Please split this part into its own patch.  IIUC, it moves the meat
of convert_to_utf8() to a more silent try_convert_to_utf8() and then
makes the former a thin wrapper of the latter.  Which by itself is a
good change but does not have anything to do with "fix handling of
the in-body headers", other than that the main fix wants to have
such a more silent helper for its own use.


> @@ -515,6 +548,13 @@ static int check_header(struct mailinfo *mi,
>  	return ret;
>  }
>  
> +static int check_header_raw(struct mailinfo *mi,
> +			    char *buf, size_t len,
> +			    struct strbuf *hdr_data[], int overwrite) {
> +	const struct strbuf sb = {0, len, buf};
> +	return check_header(mi, &sb, hdr_data, overwrite);
> +}

IIUC, this is a helper for callers that do not have a strbuf but
instead have <buf, len> pair to perform the same check_header() the
callers that have strbuf can do.

As check_header() uses the strbuf as a read-only entity, wrapping
the <buf, len> pair in a temporary strbuf like this is safe.

The incoming <buf> should conceptually be "const char *", but it's
OK.

If check_header() didn't call any helper function that gets passed
&sb as a strbuf, or if convertiong the helper function to take a
<buf, len> pair instead, I would actually suggest refactoring this
the other way around, though.  That is, move the implementation of
check_header() to this function, updating its reference to line->buf
and line->len to reference to <buf> and <len>, and then make
check_header() a thin wrapper that does

        check_header(mi, const struct strbuf *line,
                     struct strbuf *hdr_data[], int overwrite)
        {
                return check_header_raw(mi, line->buf, line->len,
                                        hdr_data, overwrite);
        }

I didn't check how involved to update cmp_header() to take <buf,len>
pair.  If it does not look too bad, then I think I would prefer to
do it that way, and as before, make that conversion a separate
preparatory patch.

> @@ -623,32 +663,48 @@ static int is_scissors_line(const struct strbuf *line)
>  		gap * 2 < perforation);
>  }
>  
> -static int handle_commit_msg(struct mailinfo *mi, struct strbuf *line)
> +static int resembles_rfc2822_header(const struct strbuf *line)
>  {
> -	assert(!mi->filter_stage);
> +	char *c;
>  
> -	if (mi->header_stage) {
> -		if (!line->len || (line->len == 1 && line->buf[0] == '\n'))

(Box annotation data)
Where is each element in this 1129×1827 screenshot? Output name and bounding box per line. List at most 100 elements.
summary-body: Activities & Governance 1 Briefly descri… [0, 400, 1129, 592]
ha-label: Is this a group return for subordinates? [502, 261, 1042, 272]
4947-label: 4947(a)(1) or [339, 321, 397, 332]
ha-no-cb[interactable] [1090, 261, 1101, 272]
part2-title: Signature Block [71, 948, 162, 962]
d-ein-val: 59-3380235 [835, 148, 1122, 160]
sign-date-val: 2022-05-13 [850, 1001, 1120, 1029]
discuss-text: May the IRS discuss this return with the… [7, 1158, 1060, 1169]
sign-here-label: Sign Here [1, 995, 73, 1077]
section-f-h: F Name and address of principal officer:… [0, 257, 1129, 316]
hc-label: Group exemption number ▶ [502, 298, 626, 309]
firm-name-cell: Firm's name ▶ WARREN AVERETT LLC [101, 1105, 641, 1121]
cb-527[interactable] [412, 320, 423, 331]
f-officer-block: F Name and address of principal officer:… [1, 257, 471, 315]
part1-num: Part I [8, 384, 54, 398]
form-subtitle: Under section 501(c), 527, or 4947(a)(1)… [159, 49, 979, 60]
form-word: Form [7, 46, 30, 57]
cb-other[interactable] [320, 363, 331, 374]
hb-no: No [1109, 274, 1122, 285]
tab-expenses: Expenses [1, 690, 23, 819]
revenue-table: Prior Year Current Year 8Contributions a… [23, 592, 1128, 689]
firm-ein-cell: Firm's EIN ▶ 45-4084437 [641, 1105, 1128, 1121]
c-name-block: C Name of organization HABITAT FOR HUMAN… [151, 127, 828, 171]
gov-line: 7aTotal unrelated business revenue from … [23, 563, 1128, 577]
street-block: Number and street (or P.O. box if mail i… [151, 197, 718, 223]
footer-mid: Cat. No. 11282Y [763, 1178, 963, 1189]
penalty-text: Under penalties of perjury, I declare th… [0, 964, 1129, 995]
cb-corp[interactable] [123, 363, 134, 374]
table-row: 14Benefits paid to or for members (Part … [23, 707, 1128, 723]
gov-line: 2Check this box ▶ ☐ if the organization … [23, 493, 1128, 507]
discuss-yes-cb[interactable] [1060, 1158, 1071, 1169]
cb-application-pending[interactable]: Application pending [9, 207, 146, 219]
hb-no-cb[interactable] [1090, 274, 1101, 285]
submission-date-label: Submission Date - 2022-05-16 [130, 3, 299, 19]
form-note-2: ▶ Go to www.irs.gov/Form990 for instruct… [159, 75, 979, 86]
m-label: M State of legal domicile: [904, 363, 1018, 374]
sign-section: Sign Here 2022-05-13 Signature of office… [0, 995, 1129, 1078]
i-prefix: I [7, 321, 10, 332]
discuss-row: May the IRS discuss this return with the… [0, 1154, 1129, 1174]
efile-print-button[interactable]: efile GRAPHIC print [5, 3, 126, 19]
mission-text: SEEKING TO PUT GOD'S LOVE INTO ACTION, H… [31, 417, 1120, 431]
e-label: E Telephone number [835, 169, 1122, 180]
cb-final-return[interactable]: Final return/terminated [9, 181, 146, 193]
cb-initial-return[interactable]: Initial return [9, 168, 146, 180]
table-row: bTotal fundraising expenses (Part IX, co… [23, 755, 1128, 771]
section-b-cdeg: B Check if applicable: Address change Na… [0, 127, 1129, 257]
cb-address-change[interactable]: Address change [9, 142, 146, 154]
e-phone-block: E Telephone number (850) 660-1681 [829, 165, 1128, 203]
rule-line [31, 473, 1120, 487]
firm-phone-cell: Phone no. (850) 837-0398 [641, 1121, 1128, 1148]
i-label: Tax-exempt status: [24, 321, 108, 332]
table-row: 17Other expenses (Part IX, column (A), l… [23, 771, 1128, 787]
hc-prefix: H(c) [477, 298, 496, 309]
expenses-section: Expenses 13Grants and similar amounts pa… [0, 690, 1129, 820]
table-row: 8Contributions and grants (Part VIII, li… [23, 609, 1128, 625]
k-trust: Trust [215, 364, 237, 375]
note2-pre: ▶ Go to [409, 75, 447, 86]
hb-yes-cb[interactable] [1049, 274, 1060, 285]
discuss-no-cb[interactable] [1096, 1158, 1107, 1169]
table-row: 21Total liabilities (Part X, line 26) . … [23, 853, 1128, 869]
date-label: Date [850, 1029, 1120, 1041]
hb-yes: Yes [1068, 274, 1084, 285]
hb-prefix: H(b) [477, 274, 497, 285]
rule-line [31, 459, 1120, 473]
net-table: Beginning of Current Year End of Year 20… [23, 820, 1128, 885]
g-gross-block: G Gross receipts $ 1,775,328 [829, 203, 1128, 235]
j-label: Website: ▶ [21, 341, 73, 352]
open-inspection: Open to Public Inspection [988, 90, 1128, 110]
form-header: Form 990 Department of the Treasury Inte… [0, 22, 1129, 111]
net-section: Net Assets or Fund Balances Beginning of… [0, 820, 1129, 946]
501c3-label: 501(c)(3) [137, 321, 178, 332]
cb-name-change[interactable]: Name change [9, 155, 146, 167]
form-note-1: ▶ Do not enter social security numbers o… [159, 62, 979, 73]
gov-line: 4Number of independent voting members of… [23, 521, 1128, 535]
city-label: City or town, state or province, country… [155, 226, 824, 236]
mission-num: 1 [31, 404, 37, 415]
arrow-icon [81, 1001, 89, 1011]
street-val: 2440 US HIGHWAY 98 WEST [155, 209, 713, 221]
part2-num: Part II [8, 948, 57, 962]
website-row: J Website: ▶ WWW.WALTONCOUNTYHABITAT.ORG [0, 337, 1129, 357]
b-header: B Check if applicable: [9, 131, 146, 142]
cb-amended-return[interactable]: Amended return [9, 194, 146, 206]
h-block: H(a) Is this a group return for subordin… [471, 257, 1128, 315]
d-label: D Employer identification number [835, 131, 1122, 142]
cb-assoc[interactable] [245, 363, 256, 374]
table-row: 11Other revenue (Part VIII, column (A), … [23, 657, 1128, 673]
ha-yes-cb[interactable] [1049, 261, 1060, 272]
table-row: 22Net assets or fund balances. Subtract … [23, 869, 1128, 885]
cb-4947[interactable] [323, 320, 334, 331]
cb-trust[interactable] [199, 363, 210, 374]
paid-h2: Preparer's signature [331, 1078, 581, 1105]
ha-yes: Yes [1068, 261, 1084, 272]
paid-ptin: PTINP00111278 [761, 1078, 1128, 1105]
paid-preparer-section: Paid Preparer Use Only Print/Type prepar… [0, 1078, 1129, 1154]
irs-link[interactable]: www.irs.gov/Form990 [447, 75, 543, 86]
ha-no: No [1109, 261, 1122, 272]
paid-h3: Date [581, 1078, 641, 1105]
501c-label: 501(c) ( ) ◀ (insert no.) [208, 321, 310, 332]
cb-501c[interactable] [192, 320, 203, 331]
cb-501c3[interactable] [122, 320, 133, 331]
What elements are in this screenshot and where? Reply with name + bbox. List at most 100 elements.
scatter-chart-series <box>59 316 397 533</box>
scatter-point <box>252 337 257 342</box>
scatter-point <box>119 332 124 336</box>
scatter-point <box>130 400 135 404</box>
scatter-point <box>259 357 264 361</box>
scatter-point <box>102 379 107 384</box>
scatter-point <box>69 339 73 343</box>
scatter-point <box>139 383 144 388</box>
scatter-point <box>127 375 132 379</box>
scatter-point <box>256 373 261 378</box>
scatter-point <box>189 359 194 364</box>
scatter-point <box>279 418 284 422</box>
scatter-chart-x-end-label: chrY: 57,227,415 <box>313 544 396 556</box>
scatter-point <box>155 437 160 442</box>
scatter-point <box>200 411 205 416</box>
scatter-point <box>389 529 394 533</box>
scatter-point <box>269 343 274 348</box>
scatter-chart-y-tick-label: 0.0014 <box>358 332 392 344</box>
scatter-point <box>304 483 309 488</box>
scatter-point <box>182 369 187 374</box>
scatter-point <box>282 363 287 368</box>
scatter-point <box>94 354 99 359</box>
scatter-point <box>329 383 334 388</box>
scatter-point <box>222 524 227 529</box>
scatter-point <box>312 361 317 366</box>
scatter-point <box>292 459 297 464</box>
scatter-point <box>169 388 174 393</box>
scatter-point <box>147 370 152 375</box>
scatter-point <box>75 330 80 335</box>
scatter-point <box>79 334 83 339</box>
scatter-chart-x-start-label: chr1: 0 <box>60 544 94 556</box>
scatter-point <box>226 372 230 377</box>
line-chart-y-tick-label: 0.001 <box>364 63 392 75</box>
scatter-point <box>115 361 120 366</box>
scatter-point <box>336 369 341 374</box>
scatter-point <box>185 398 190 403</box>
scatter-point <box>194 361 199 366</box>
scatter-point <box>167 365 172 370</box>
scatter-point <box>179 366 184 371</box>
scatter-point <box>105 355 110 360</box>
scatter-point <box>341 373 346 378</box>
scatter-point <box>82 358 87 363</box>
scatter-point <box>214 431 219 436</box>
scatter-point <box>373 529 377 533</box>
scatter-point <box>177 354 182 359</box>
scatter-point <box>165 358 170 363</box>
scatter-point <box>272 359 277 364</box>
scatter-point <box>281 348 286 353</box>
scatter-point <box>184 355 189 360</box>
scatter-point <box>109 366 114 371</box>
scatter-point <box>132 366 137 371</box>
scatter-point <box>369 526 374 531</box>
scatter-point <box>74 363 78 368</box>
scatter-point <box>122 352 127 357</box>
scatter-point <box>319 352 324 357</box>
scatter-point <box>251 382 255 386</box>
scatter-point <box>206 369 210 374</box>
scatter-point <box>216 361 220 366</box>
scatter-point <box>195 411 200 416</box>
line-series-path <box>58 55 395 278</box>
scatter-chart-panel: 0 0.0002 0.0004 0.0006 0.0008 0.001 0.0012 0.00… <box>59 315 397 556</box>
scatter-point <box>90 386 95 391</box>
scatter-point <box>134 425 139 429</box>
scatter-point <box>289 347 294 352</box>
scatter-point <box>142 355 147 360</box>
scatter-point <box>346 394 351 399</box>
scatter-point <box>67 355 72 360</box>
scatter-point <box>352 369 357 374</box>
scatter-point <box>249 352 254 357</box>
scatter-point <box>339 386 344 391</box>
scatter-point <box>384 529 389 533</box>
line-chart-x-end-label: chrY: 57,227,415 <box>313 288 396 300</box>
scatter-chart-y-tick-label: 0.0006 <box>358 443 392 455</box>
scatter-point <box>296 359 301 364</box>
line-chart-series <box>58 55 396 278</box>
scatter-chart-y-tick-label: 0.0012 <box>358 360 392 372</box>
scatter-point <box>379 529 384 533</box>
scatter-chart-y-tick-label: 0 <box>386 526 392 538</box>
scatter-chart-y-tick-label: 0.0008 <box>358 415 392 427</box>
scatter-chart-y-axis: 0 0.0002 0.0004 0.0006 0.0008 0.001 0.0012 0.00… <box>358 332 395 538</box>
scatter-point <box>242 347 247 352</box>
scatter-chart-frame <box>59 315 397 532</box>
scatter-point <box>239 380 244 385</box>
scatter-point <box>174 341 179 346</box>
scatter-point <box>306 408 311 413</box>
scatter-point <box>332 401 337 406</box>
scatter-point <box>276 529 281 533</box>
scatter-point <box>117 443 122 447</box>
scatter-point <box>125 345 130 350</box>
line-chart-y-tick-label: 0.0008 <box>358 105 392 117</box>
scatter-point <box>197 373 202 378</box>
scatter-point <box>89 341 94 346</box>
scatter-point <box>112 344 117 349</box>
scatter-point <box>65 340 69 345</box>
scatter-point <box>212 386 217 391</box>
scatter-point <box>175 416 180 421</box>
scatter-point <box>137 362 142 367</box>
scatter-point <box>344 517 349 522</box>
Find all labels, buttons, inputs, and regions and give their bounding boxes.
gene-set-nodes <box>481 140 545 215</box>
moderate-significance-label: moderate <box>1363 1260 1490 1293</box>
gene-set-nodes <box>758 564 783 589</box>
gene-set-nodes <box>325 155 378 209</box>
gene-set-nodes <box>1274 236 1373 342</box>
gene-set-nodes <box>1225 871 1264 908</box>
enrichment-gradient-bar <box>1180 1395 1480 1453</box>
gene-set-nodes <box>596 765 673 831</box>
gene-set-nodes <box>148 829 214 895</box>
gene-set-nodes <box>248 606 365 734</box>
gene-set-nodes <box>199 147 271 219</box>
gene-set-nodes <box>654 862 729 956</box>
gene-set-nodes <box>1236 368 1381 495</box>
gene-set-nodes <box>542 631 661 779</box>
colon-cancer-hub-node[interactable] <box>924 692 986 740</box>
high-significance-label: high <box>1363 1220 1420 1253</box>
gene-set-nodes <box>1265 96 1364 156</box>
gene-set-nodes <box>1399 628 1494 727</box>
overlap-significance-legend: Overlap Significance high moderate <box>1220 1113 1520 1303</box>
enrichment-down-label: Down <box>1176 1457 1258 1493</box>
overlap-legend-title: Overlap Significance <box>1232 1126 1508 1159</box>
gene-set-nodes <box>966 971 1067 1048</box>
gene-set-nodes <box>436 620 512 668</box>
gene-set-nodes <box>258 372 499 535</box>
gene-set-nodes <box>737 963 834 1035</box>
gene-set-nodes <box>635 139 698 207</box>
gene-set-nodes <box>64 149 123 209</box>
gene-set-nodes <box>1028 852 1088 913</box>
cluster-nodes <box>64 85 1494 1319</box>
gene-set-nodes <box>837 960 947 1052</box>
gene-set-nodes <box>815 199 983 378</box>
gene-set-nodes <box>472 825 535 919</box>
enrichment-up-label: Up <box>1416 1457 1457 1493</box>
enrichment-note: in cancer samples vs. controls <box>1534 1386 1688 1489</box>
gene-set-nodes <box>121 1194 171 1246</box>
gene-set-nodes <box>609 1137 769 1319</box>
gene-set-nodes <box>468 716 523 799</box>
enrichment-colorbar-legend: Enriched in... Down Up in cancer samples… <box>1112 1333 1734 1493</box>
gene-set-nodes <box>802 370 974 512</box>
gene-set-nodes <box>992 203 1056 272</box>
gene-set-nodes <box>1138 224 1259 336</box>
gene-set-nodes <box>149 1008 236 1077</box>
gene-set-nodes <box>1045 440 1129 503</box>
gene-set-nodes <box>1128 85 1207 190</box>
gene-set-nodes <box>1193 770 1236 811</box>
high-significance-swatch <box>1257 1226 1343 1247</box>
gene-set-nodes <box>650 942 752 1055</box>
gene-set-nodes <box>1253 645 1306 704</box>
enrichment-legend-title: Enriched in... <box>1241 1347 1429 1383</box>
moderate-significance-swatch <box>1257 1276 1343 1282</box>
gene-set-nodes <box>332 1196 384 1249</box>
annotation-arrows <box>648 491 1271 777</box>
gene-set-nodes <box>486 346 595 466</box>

● Short problem A: Output the portion of the patch review starting at "I didn't check" and ending at "resembles_rfc2822_header(const struct strbuf *line)", copied word for word.
● Short problem B:
Answer these questions using the patch review:
(i) According to the reviewer, what function does the patch move the meat of convert_to_utf8() into?
(ii) Why does the reviewer consider wrapping the <buf, len> pair in a temporary strbuf safe?
(iii) Which function does the reviewer say they did not check for how involved it would be to update it to take a <buf,len> pair?
● Short problem C: Resume the patch review from the point where it stops.

● Task response A:
I didn't check how involved to update cmp_header() to take <buf,len>
pair.  If it does not look too bad, then I think I would prefer to
do it that way, and as before, make that conversion a separate
preparatory patch.

> @@ -623,32 +663,48 @@ static int is_scissors_line(const struct strbuf *line)
>  		gap * 2 < perforation);
>  }
>  
> -static int handle_commit_msg(struct mailinfo *mi, struct strbuf *line)
> +static int resembles_rfc2822_header(const struct strbuf *line)

● Task response B:
(i) try_convert_to_utf8()
(ii) check_header() uses the strbuf as a read-only entity.
(iii) cmp_header()

● Task response C:
> +	if (!isalpha(line->buf[0]))
> +		return 0;
> +
> +	for (c = line->buf + 1; *c != 0; c++) {
> +		if (*c == ':')
> +			return 1;
> +		else if (*c != '-' && !isalpha(*c))
>  			return 0;
>  	}
> +	return 0;
> +}

Is this helper supposed to handle any rfc2822 looking header, or
only the ones we expect to see as in-body header?


> -	if (mi->use_inbody_headers && mi->header_stage) {
> -		mi->header_stage = check_header(mi, line, mi->s_hdr_data, 0);
> -		if (mi->header_stage)
> -			return 0;
> -	} else
> -		/* Only trim the first (blank) line of the commit message
> -		 * when ignoring in-body headers.
> -		 */
> -		mi->header_stage = 0;
> +static int handle_commit_msg(struct mailinfo *mi, struct strbuf *line)
> +{
> +	int ret = 0;
> +	int utf8_result;
> +	char *old_buf;
> +	size_t old_len;
> +
> +	assert(!mi->filter_stage);
>  
> -	/* normalize the log message to UTF-8. */
> -	if (convert_to_utf8(mi, line, mi->charset.buf))
> -		return 0; /* mi->input_error already set */
> +	/*
> +	 * Obtain UTF8 for scissors line and patchbreak checks, but retain the
> +	 * undecoded line in case we need to process it as an in-body header.
> +	 */
> +	utf8_result = try_convert_to_utf8(mi, line, mi->charset.buf, &old_buf,
> +					  &old_len);

Just a minor style suggestion.  As <old_buf, old_len> come in a
pair, fold the line before them, so that the readers can easily
see the association between them.  I.e.

        utf8_result = try_convert_to_utf8(mi, line, mi->charset.buf,
                                          &old_buf, &old_len);


> -	if (mi->use_scissors && is_scissors_line(line)) {
> +	if (!utf8_result && mi->use_scissors && is_scissors_line(line)) {
>  		int i;
>  
> +		if (resembles_rfc2822_header(line))
> +			/*
> +			 * Explicitly reject scissor lines that resemble a RFC
> +			 * 2822 header, to avoid being prone to error.
> +			 */
> +			die("scissors line resembles RFC 2822 header");
> +

I guess "disambiguate to favor scissors" is not that difficult ;-)

>  		strbuf_setlen(&mi->log_message, 0);
>  		mi->header_stage = 1;
>  
> @@ -661,18 +717,47 @@ static int handle_commit_msg(struct mailinfo *mi, struct strbuf *line)
>  				strbuf_release(mi->s_hdr_data[i]);
>  			mi->s_hdr_data[i] = NULL;
>  		}
> -		return 0;
> +		goto handle_commit_msg_out;
>  	}
> -
> -	if (patchbreak(line)) {
> +	if (!utf8_result && patchbreak(line)) {
>  		if (mi->message_id)
>  			strbuf_addf(&mi->log_message,
>  				    "Message-Id: %s\n", mi->message_id);
> -		return 1;
> +		ret = 1;
> +		goto handle_commit_msg_out;
>  	}
>  
> +	if (mi->header_stage) {
> +		char *buf = old_buf ? old_buf : line->buf;
> +		if (buf[0] == 0 || (buf[0] == '\n' && buf[1] == 0))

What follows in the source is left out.